## BEGIN Data excerpts
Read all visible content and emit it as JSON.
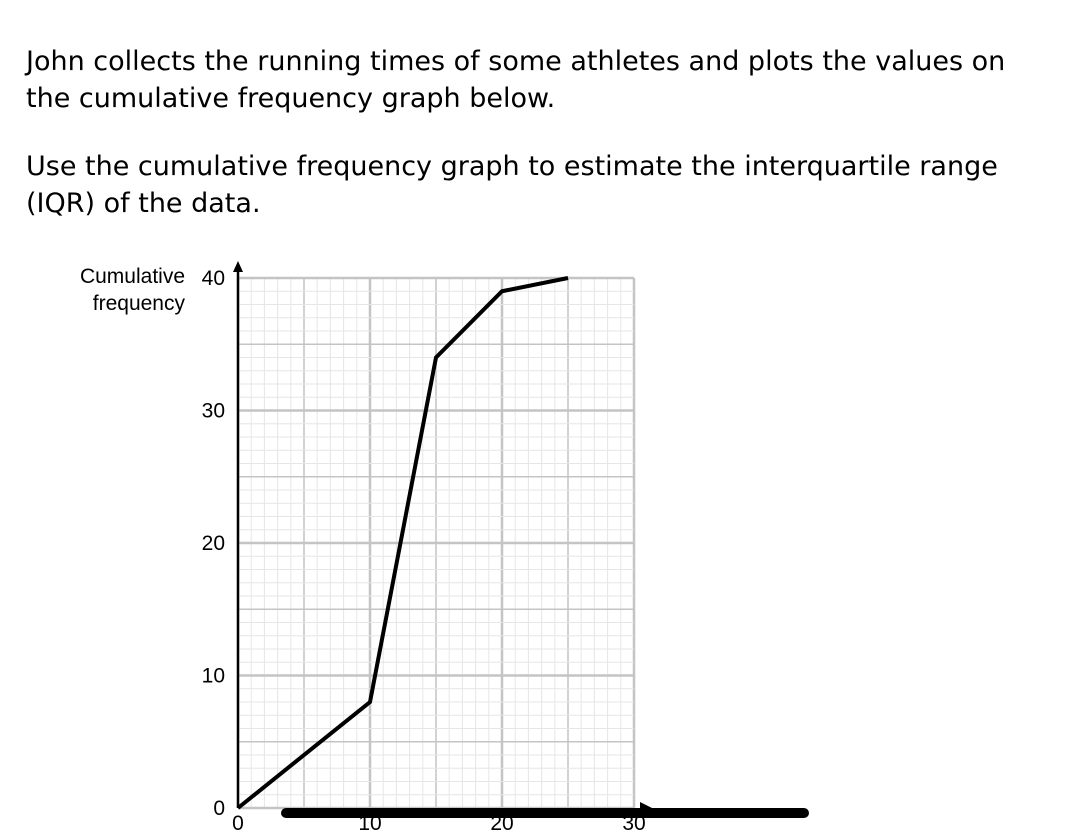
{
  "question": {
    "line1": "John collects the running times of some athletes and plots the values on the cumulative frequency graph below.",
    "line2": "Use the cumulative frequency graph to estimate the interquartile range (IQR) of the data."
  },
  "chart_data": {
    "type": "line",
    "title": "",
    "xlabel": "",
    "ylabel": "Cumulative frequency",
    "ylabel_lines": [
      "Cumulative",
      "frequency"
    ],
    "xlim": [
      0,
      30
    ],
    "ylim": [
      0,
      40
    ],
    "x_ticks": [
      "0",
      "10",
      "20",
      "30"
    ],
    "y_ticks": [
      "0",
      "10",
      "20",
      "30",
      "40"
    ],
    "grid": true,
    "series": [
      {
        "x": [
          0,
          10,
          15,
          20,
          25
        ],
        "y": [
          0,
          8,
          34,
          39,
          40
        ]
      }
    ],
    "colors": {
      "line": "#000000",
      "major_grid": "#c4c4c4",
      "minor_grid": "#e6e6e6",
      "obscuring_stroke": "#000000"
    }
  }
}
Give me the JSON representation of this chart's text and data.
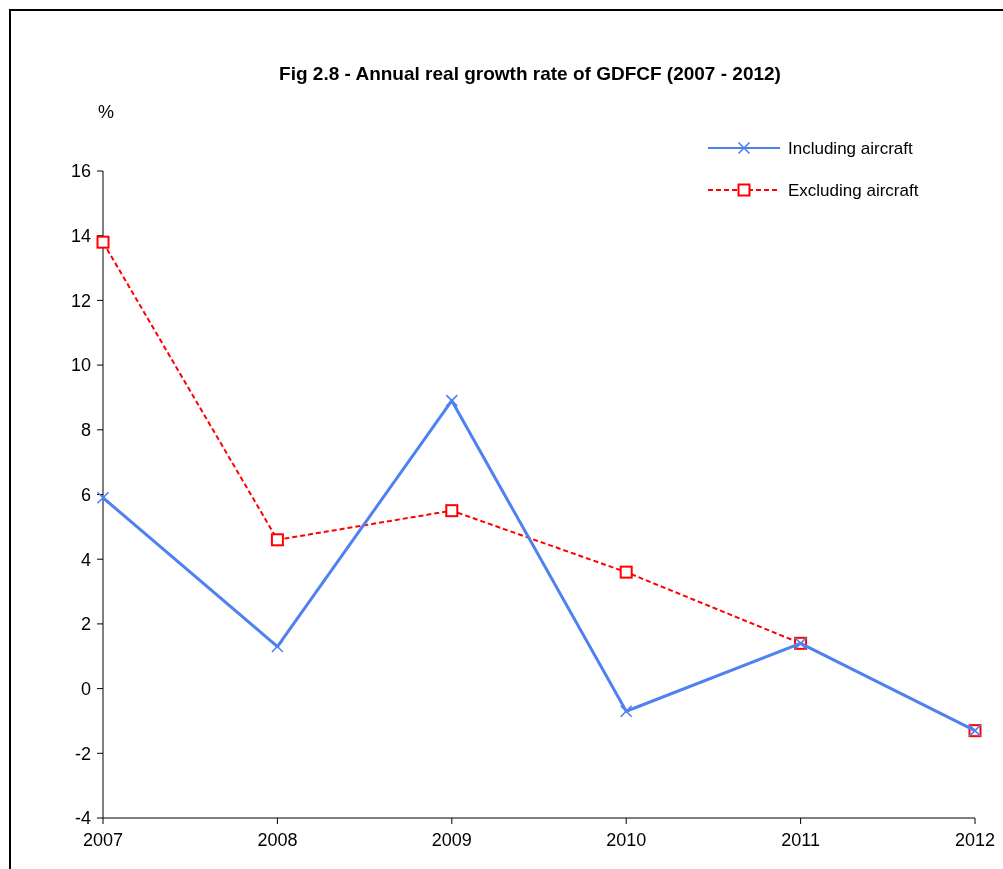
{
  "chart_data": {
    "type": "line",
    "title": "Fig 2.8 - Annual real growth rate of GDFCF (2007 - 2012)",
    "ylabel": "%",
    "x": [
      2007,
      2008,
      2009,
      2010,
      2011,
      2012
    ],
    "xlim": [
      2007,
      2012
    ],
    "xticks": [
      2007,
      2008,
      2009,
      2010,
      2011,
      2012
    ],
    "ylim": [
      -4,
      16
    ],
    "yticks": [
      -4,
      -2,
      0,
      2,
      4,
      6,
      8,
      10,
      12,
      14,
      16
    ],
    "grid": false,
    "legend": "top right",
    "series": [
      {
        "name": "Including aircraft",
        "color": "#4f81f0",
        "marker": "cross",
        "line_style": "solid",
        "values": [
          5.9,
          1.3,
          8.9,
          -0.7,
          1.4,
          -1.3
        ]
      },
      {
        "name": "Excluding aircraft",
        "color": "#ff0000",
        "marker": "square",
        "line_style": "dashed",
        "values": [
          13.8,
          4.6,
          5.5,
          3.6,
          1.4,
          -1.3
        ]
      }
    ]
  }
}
## END Data excerpts
__Given problem__
Copy out every line with the word "aircraft".

__Answer for the task__
        "name": "Including aircraft",
        "name": "Excluding aircraft",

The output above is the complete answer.